Information shown ▸

┄┄┄┄┄┄┄┄┄┄┄┄┄┄┄┄┄┄┄┄

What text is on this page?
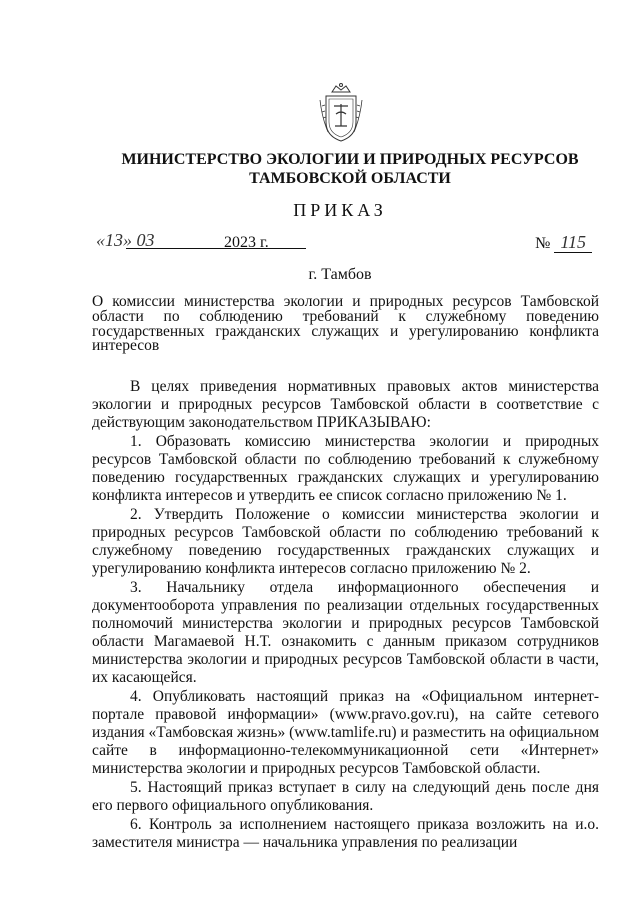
МИНИСТЕРСТВО ЭКОЛОГИИ И ПРИРОДНЫХ РЕСУРСОВ
ТАМБОВСКОЙ ОБЛАСТИ
ПРИКАЗ
«13» 03	2023 г.	№ 115
г. Тамбов
О комиссии министерства экологии и природных ресурсов Тамбовской области по соблюдению требований к служебному поведению государственных гражданских служащих и урегулированию конфликта интересов

В целях приведения нормативных правовых актов министерства экологии и природных ресурсов Тамбовской области в соответствие с действующим законодательством ПРИКАЗЫВАЮ:

1. Образовать комиссию министерства экологии и природных ресурсов Тамбовской области по соблюдению требований к служебному поведению государственных гражданских служащих и урегулированию конфликта интересов и утвердить ее список согласно приложению № 1.

2. Утвердить Положение о комиссии министерства экологии и природных ресурсов Тамбовской области по соблюдению требований к служебному поведению государственных гражданских служащих и урегулированию конфликта интересов согласно приложению № 2.

3. Начальнику отдела информационного обеспечения и документооборота управления по реализации отдельных государственных полномочий министерства экологии и природных ресурсов Тамбовской области Магамаевой Н.Т. ознакомить с данным приказом сотрудников министерства экологии и природных ресурсов Тамбовской области в части, их касающейся.

4. Опубликовать настоящий приказ на «Официальном интернет-портале правовой информации» (www.pravo.gov.ru), на сайте сетевого издания «Тамбовская жизнь» (www.tamlife.ru) и разместить на официальном сайте в информационно-телекоммуникационной сети «Интернет» министерства экологии и природных ресурсов Тамбовской области.

5. Настоящий приказ вступает в силу на следующий день после дня его первого официального опубликования.

6. Контроль за исполнением настоящего приказа возложить на и.о. заместителя министра — начальника управления по реализации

┄┄┄┄┄┄┄┄┄┄┄┄┄┄┄┄┄┄┄┄

What you have to do ▸ Repeat the material above in full and unchanged, minus its images.

Result ▸
What text is on this page?
МИНИСТЕРСТВО ЭКОЛОГИИ И ПРИРОДНЫХ РЕСУРСОВ
ТАМБОВСКОЙ ОБЛАСТИ
ПРИКАЗ
«13» 03	2023 г.	№ 115
г. Тамбов
О комиссии министерства экологии и природных ресурсов Тамбовской области по соблюдению требований к служебному поведению государственных гражданских служащих и урегулированию конфликта интересов

В целях приведения нормативных правовых актов министерства экологии и природных ресурсов Тамбовской области в соответствие с действующим законодательством ПРИКАЗЫВАЮ:

1. Образовать комиссию министерства экологии и природных ресурсов Тамбовской области по соблюдению требований к служебному поведению государственных гражданских служащих и урегулированию конфликта интересов и утвердить ее список согласно приложению № 1.

2. Утвердить Положение о комиссии министерства экологии и природных ресурсов Тамбовской области по соблюдению требований к служебному поведению государственных гражданских служащих и урегулированию конфликта интересов согласно приложению № 2.

3. Начальнику отдела информационного обеспечения и документооборота управления по реализации отдельных государственных полномочий министерства экологии и природных ресурсов Тамбовской области Магамаевой Н.Т. ознакомить с данным приказом сотрудников министерства экологии и природных ресурсов Тамбовской области в части, их касающейся.

4. Опубликовать настоящий приказ на «Официальном интернет-портале правовой информации» (www.pravo.gov.ru), на сайте сетевого издания «Тамбовская жизнь» (www.tamlife.ru) и разместить на официальном сайте в информационно-телекоммуникационной сети «Интернет» министерства экологии и природных ресурсов Тамбовской области.

5. Настоящий приказ вступает в силу на следующий день после дня его первого официального опубликования.

6. Контроль за исполнением настоящего приказа возложить на и.о. заместителя министра — начальника управления по реализации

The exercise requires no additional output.